### WRITTEN EXERCISE
Write the material out again in full, word for word. Do not include the pictures.

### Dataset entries
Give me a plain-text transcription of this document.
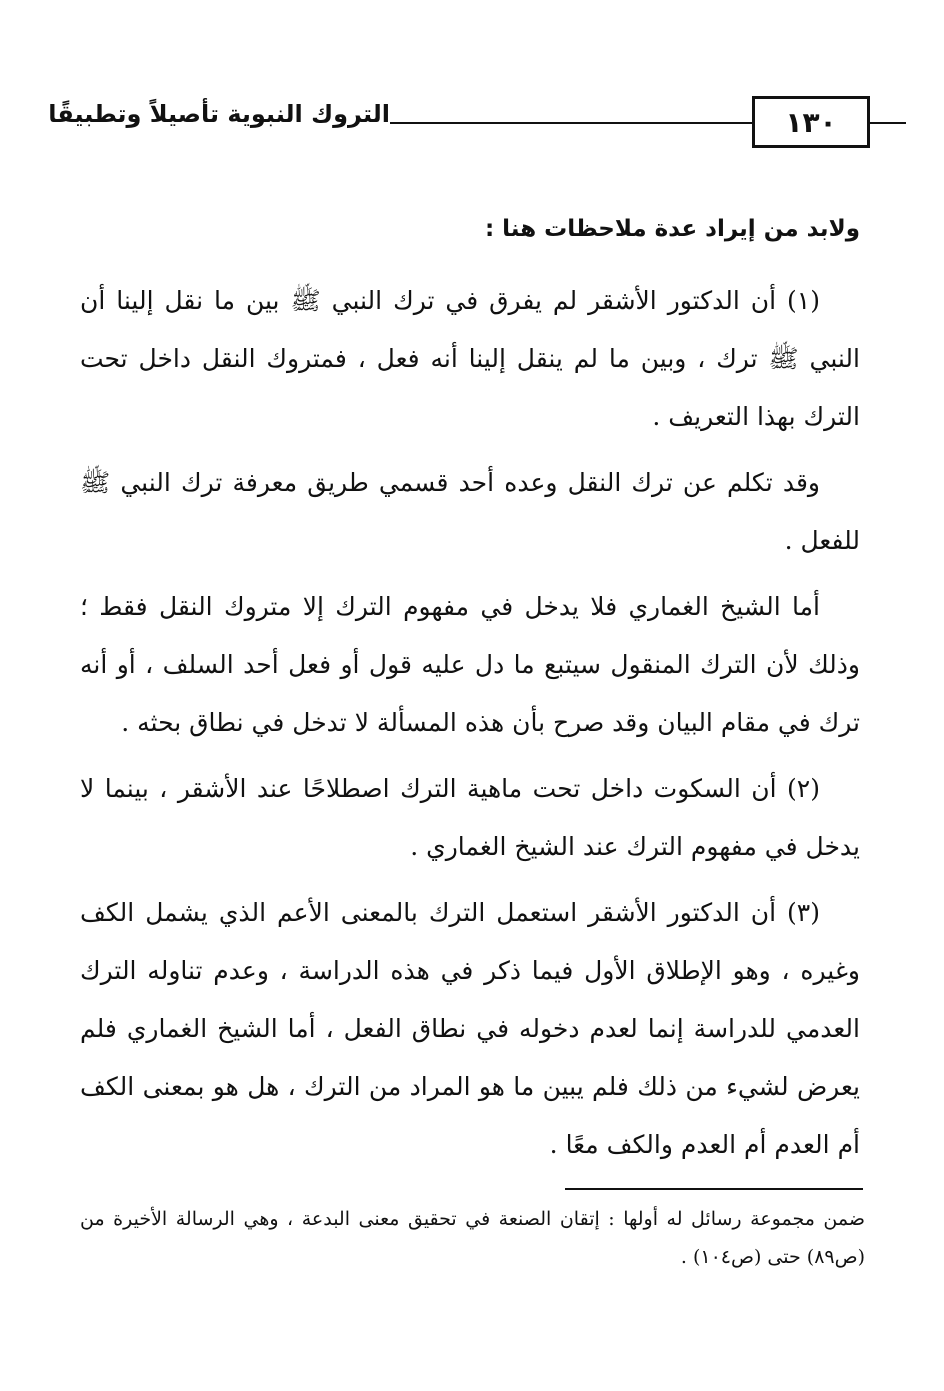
التروك النبوية تأصيلاً وتطبيقًا	١٣٠

ولابد من إيراد عدة ملاحظات هنا :

(١) أن الدكتور الأشقر لم يفرق في ترك النبي ﷺ بين ما نقل إلينا أن النبي ﷺ ترك ، وبين ما لم ينقل إلينا أنه فعل ، فمتروك النقل داخل تحت الترك بهذا التعريف .

وقد تكلم عن ترك النقل وعده أحد قسمي طريق معرفة ترك النبي ﷺ للفعل .

أما الشيخ الغماري فلا يدخل في مفهوم الترك إلا متروك النقل فقط ؛ وذلك لأن الترك المنقول سيتبع ما دل عليه قول أو فعل أحد السلف ، أو أنه ترك في مقام البيان وقد صرح بأن هذه المسألة لا تدخل في نطاق بحثه .

(٢) أن السكوت داخل تحت ماهية الترك اصطلاحًا عند الأشقر ، بينما لا يدخل في مفهوم الترك عند الشيخ الغماري .

(٣) أن الدكتور الأشقر استعمل الترك بالمعنى الأعم الذي يشمل الكف وغيره ، وهو الإطلاق الأول فيما ذكر في هذه الدراسة ، وعدم تناوله الترك العدمي للدراسة إنما لعدم دخوله في نطاق الفعل ، أما الشيخ الغماري فلم يعرض لشيء من ذلك فلم يبين ما هو المراد من الترك ، هل هو بمعنى الكف أم العدم أم العدم والكف معًا .

ضمن مجموعة رسائل له أولها : إتقان الصنعة في تحقيق معنى البدعة ، وهي الرسالة الأخيرة من (ص٨٩) حتى (ص١٠٤) .
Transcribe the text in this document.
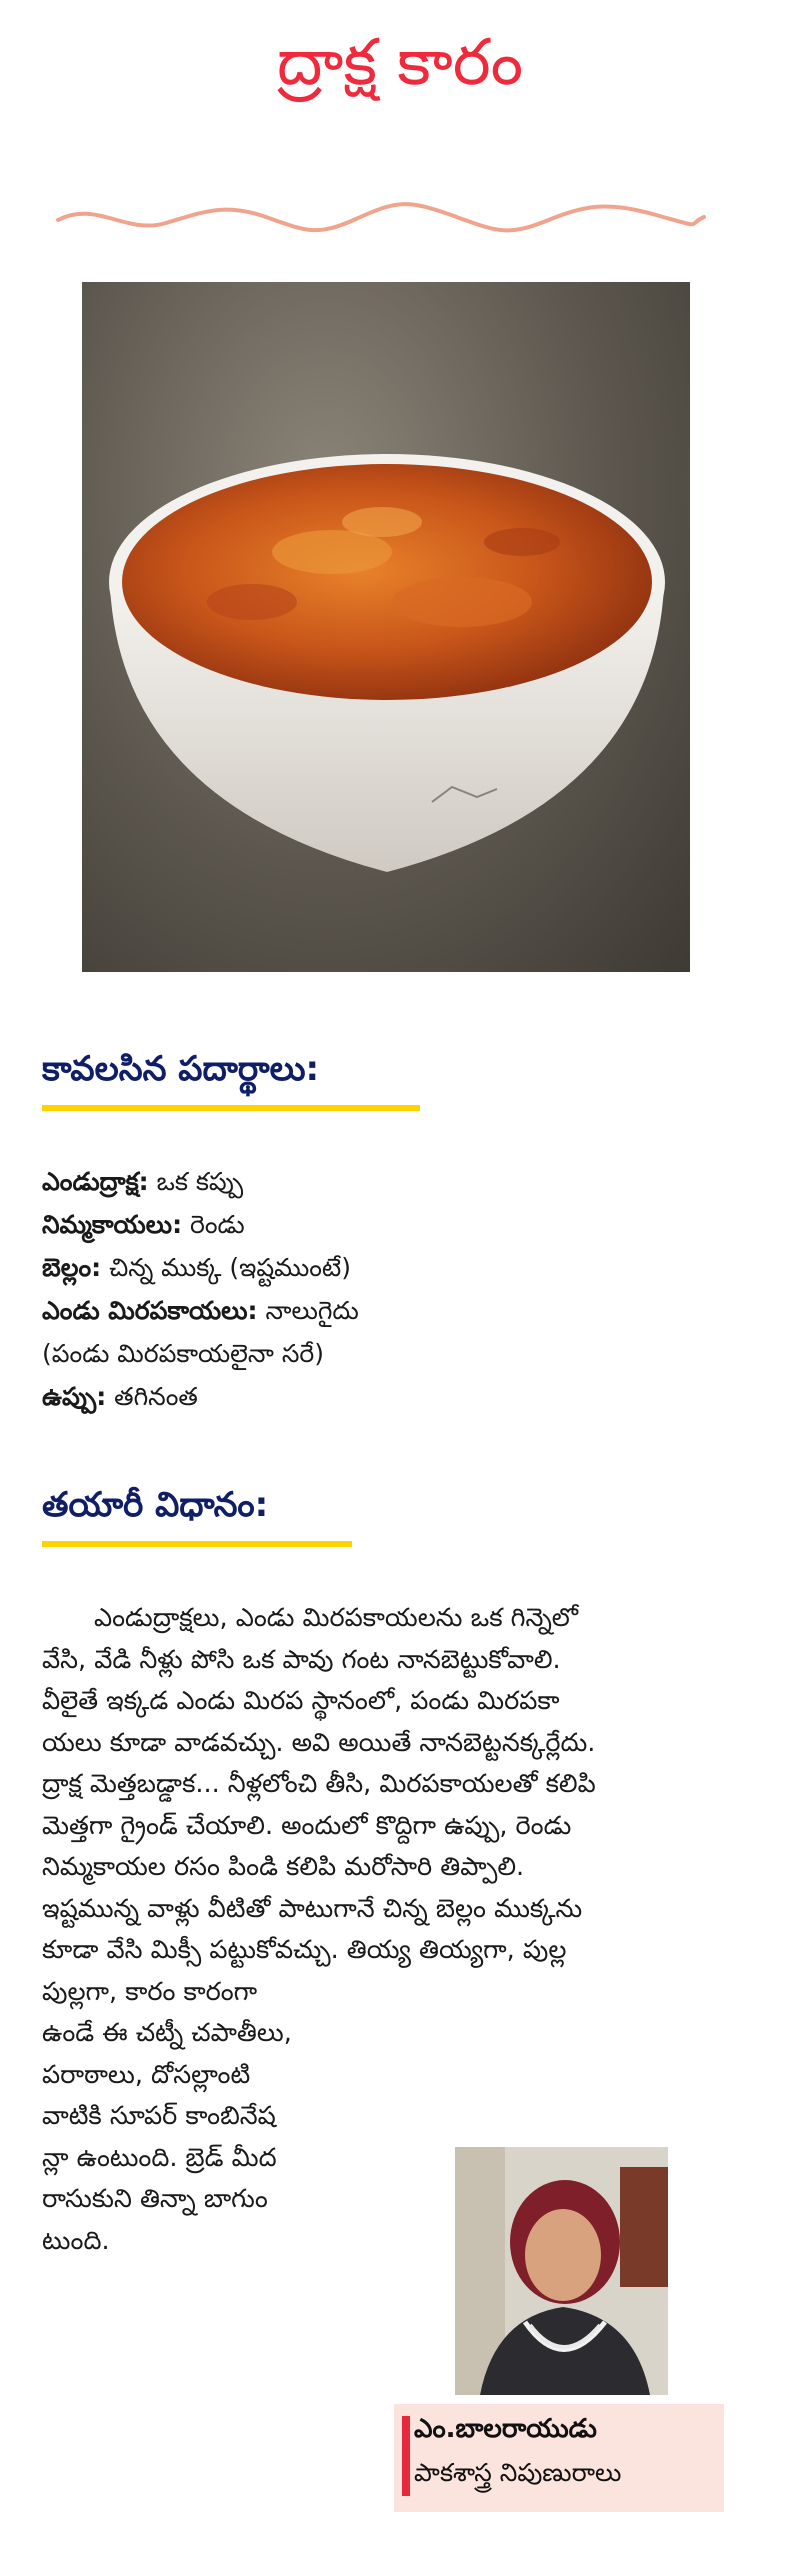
ద్రాక్ష కారం
కావలసిన పదార్థాలు:
ఎండుద్రాక్ష: ఒక కప్పు
నిమ్మకాయలు: రెండు
బెల్లం: చిన్న ముక్క (ఇష్టముంటే)
ఎండు మిరపకాయలు: నాలుగైదు
(పండు మిరపకాయలైనా సరే)
ఉప్పు: తగినంత
తయారీ విధానం:
ఎండుద్రాక్షలు, ఎండు మిరపకాయలను ఒక గిన్నెలో
వేసి, వేడి నీళ్లు పోసి ఒక పావు గంట నానబెట్టుకోవాలి.
వీలైతే ఇక్కడ ఎండు మిరప స్థానంలో, పండు మిరపకా
యలు కూడా వాడవచ్చు. అవి అయితే నానబెట్టనక్కర్లేదు.
ద్రాక్ష మెత్తబడ్డాక... నీళ్లలోంచి తీసి, మిరపకాయలతో కలిపి
మెత్తగా గ్రైండ్ చేయాలి. అందులో కొద్దిగా ఉప్పు, రెండు
నిమ్మకాయల రసం పిండి కలిపి మరోసారి తిప్పాలి.
ఇష్టమున్న వాళ్లు వీటితో పాటుగానే చిన్న బెల్లం ముక్కను
కూడా వేసి మిక్సీ పట్టుకోవచ్చు. తియ్య తియ్యగా, పుల్ల
పుల్లగా, కారం కారంగా
ఉండే ఈ చట్నీ చపాతీలు,
పరాఠాలు, దోసల్లాంటి
వాటికి సూపర్ కాంబినేష
న్లా ఉంటుంది. బ్రెడ్ మీద
రాసుకుని తిన్నా బాగుం
టుంది.
ఎం.బాలరాయుడు
పాకశాస్త్ర నిపుణురాలు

### CORRECT OUTPUT
Give me a plain-text transcription of this document.
التروك النبوية تأصيلاً وتطبيقًا	١٣٠

ولابد من إيراد عدة ملاحظات هنا :

(١) أن الدكتور الأشقر لم يفرق في ترك النبي ﷺ بين ما نقل إلينا أن النبي ﷺ ترك ، وبين ما لم ينقل إلينا أنه فعل ، فمتروك النقل داخل تحت الترك بهذا التعريف .

وقد تكلم عن ترك النقل وعده أحد قسمي طريق معرفة ترك النبي ﷺ للفعل .

أما الشيخ الغماري فلا يدخل في مفهوم الترك إلا متروك النقل فقط ؛ وذلك لأن الترك المنقول سيتبع ما دل عليه قول أو فعل أحد السلف ، أو أنه ترك في مقام البيان وقد صرح بأن هذه المسألة لا تدخل في نطاق بحثه .

(٢) أن السكوت داخل تحت ماهية الترك اصطلاحًا عند الأشقر ، بينما لا يدخل في مفهوم الترك عند الشيخ الغماري .

(٣) أن الدكتور الأشقر استعمل الترك بالمعنى الأعم الذي يشمل الكف وغيره ، وهو الإطلاق الأول فيما ذكر في هذه الدراسة ، وعدم تناوله الترك العدمي للدراسة إنما لعدم دخوله في نطاق الفعل ، أما الشيخ الغماري فلم يعرض لشيء من ذلك فلم يبين ما هو المراد من الترك ، هل هو بمعنى الكف أم العدم أم العدم والكف معًا .

ضمن مجموعة رسائل له أولها : إتقان الصنعة في تحقيق معنى البدعة ، وهي الرسالة الأخيرة من (ص٨٩) حتى (ص١٠٤) .
Transcribe the text in this document.
ద్రాక్ష కారం
కావలసిన పదార్థాలు:
ఎండుద్రాక్ష: ఒక కప్పు
నిమ్మకాయలు: రెండు
బెల్లం: చిన్న ముక్క (ఇష్టముంటే)
ఎండు మిరపకాయలు: నాలుగైదు
(పండు మిరపకాయలైనా సరే)
ఉప్పు: తగినంత
తయారీ విధానం:
ఎండుద్రాక్షలు, ఎండు మిరపకాయలను ఒక గిన్నెలో
వేసి, వేడి నీళ్లు పోసి ఒక పావు గంట నానబెట్టుకోవాలి.
వీలైతే ఇక్కడ ఎండు మిరప స్థానంలో, పండు మిరపకా
యలు కూడా వాడవచ్చు. అవి అయితే నానబెట్టనక్కర్లేదు.
ద్రాక్ష మెత్తబడ్డాక... నీళ్లలోంచి తీసి, మిరపకాయలతో కలిపి
మెత్తగా గ్రైండ్ చేయాలి. అందులో కొద్దిగా ఉప్పు, రెండు
నిమ్మకాయల రసం పిండి కలిపి మరోసారి తిప్పాలి.
ఇష్టమున్న వాళ్లు వీటితో పాటుగానే చిన్న బెల్లం ముక్కను
కూడా వేసి మిక్సీ పట్టుకోవచ్చు. తియ్య తియ్యగా, పుల్ల
పుల్లగా, కారం కారంగా
ఉండే ఈ చట్నీ చపాతీలు,
పరాఠాలు, దోసల్లాంటి
వాటికి సూపర్ కాంబినేష
న్లా ఉంటుంది. బ్రెడ్ మీద
రాసుకుని తిన్నా బాగుం
టుంది.
ఎం.బాలరాయుడు
పాకశాస్త్ర నిపుణురాలు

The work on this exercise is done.